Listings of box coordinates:
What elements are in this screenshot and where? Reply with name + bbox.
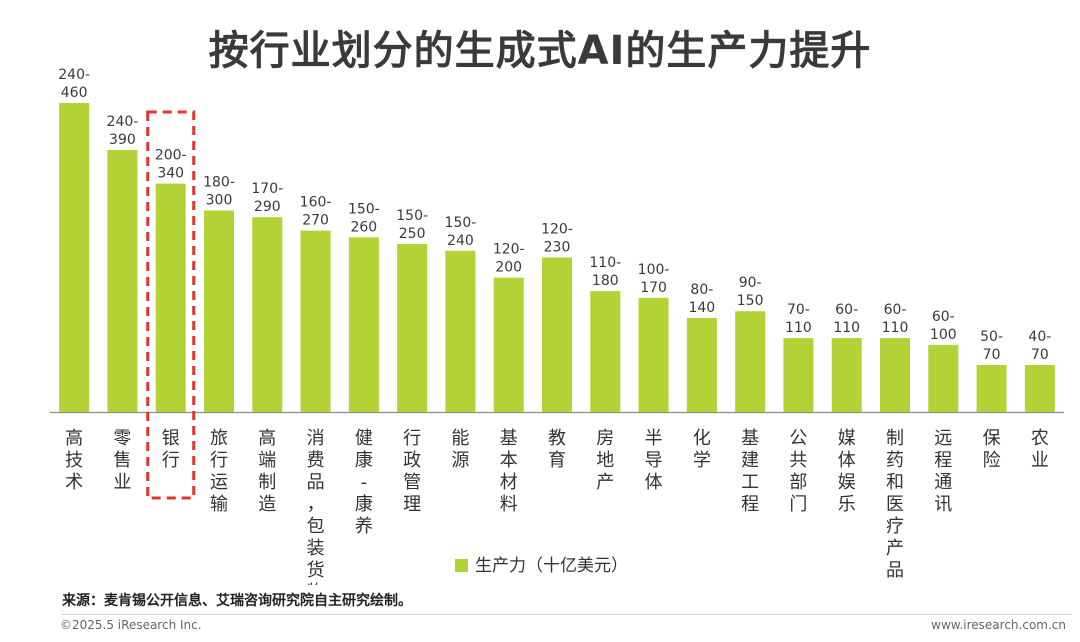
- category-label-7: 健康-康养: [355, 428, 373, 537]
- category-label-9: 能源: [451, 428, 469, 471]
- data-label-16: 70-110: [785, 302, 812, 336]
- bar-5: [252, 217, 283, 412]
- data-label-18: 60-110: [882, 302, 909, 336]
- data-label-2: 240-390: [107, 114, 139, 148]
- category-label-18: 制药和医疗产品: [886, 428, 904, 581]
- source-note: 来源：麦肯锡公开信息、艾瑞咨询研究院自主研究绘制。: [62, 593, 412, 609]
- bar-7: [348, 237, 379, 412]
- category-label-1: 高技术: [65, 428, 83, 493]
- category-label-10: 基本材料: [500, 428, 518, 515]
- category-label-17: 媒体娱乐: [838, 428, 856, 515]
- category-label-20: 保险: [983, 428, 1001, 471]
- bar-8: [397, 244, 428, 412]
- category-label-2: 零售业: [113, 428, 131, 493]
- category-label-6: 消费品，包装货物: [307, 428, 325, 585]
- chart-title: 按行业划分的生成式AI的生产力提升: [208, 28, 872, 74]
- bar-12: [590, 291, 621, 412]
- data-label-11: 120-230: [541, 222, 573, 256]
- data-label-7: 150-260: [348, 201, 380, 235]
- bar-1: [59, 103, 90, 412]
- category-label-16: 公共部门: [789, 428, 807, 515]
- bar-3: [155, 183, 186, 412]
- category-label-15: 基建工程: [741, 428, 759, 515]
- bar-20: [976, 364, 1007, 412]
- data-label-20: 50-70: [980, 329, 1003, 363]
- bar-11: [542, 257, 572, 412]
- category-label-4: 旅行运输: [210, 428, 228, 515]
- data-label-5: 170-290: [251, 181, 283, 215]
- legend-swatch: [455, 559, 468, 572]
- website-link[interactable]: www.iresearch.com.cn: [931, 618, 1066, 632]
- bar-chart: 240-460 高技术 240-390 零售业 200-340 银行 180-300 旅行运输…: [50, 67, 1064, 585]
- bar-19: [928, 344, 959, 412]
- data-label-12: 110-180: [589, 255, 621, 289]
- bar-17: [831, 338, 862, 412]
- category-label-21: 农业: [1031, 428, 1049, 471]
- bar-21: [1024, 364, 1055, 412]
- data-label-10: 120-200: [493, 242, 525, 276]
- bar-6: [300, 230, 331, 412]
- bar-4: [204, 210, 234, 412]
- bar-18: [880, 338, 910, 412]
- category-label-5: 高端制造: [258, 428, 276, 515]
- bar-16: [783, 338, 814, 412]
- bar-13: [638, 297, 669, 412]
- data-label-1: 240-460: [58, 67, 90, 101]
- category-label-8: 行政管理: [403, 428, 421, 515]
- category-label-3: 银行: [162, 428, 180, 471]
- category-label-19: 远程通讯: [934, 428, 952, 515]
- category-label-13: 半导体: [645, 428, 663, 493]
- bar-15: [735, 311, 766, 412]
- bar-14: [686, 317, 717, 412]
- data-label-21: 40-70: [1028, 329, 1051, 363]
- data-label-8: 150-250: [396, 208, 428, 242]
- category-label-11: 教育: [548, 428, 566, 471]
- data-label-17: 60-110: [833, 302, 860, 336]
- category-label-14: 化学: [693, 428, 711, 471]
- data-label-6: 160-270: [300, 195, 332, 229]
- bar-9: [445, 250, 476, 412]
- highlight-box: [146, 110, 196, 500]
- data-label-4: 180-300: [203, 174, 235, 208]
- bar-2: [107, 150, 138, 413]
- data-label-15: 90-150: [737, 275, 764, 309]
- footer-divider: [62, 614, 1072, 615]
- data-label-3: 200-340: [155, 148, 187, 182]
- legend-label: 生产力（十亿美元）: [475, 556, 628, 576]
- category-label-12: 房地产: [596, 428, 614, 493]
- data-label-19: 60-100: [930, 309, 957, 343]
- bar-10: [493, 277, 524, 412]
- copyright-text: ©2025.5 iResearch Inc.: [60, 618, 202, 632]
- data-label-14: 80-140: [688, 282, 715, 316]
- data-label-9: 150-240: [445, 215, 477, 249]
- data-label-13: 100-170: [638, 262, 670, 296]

● WHAT YOU NEED TO DO
Copy every line of the entries above verbatim, omitting the picture placeholders.

● PROBLEM SOLUTION
What elements are in this screenshot and where? Reply with name + bbox.
- category-label-7: 健康-康养: [355, 428, 373, 537]
- category-label-9: 能源: [451, 428, 469, 471]
- data-label-16: 70-110: [785, 302, 812, 336]
- bar-5: [252, 217, 283, 412]
- data-label-18: 60-110: [882, 302, 909, 336]
- data-label-2: 240-390: [107, 114, 139, 148]
- category-label-18: 制药和医疗产品: [886, 428, 904, 581]
- source-note: 来源：麦肯锡公开信息、艾瑞咨询研究院自主研究绘制。: [62, 593, 412, 609]
- bar-7: [348, 237, 379, 412]
- category-label-1: 高技术: [65, 428, 83, 493]
- category-label-10: 基本材料: [500, 428, 518, 515]
- category-label-17: 媒体娱乐: [838, 428, 856, 515]
- category-label-20: 保险: [983, 428, 1001, 471]
- bar-8: [397, 244, 428, 412]
- category-label-2: 零售业: [113, 428, 131, 493]
- category-label-6: 消费品，包装货物: [307, 428, 325, 585]
- chart-title: 按行业划分的生成式AI的生产力提升: [208, 28, 872, 74]
- bar-12: [590, 291, 621, 412]
- data-label-11: 120-230: [541, 222, 573, 256]
- data-label-7: 150-260: [348, 201, 380, 235]
- bar-1: [59, 103, 90, 412]
- category-label-16: 公共部门: [789, 428, 807, 515]
- bar-3: [155, 183, 186, 412]
- category-label-15: 基建工程: [741, 428, 759, 515]
- bar-20: [976, 364, 1007, 412]
- data-label-20: 50-70: [980, 329, 1003, 363]
- bar-11: [542, 257, 572, 412]
- category-label-4: 旅行运输: [210, 428, 228, 515]
- data-label-5: 170-290: [251, 181, 283, 215]
- legend-swatch: [455, 559, 468, 572]
- website-link[interactable]: www.iresearch.com.cn: [931, 618, 1066, 632]
- bar-chart: 240-460 高技术 240-390 零售业 200-340 银行 180-300 旅行运输…: [50, 67, 1064, 585]
- bar-19: [928, 344, 959, 412]
- data-label-12: 110-180: [589, 255, 621, 289]
- bar-17: [831, 338, 862, 412]
- category-label-21: 农业: [1031, 428, 1049, 471]
- bar-21: [1024, 364, 1055, 412]
- data-label-10: 120-200: [493, 242, 525, 276]
- bar-6: [300, 230, 331, 412]
- bar-4: [204, 210, 234, 412]
- bar-18: [880, 338, 910, 412]
- category-label-5: 高端制造: [258, 428, 276, 515]
- bar-16: [783, 338, 814, 412]
- bar-13: [638, 297, 669, 412]
- data-label-1: 240-460: [58, 67, 90, 101]
- category-label-8: 行政管理: [403, 428, 421, 515]
- category-label-3: 银行: [162, 428, 180, 471]
- category-label-19: 远程通讯: [934, 428, 952, 515]
- category-label-13: 半导体: [645, 428, 663, 493]
- bar-15: [735, 311, 766, 412]
- bar-14: [686, 317, 717, 412]
- data-label-21: 40-70: [1028, 329, 1051, 363]
- data-label-8: 150-250: [396, 208, 428, 242]
- category-label-11: 教育: [548, 428, 566, 471]
- data-label-17: 60-110: [833, 302, 860, 336]
- category-label-14: 化学: [693, 428, 711, 471]
- data-label-6: 160-270: [300, 195, 332, 229]
- bar-9: [445, 250, 476, 412]
- highlight-box: [146, 110, 196, 500]
- data-label-4: 180-300: [203, 174, 235, 208]
- bar-2: [107, 150, 138, 413]
- data-label-15: 90-150: [737, 275, 764, 309]
- footer-divider: [62, 614, 1072, 615]
- data-label-3: 200-340: [155, 148, 187, 182]
- legend-label: 生产力（十亿美元）: [475, 556, 628, 576]
- category-label-12: 房地产: [596, 428, 614, 493]
- data-label-19: 60-100: [930, 309, 957, 343]
- bar-10: [493, 277, 524, 412]
- copyright-text: ©2025.5 iResearch Inc.: [60, 618, 202, 632]
- data-label-14: 80-140: [688, 282, 715, 316]
- data-label-9: 150-240: [445, 215, 477, 249]
- data-label-13: 100-170: [638, 262, 670, 296]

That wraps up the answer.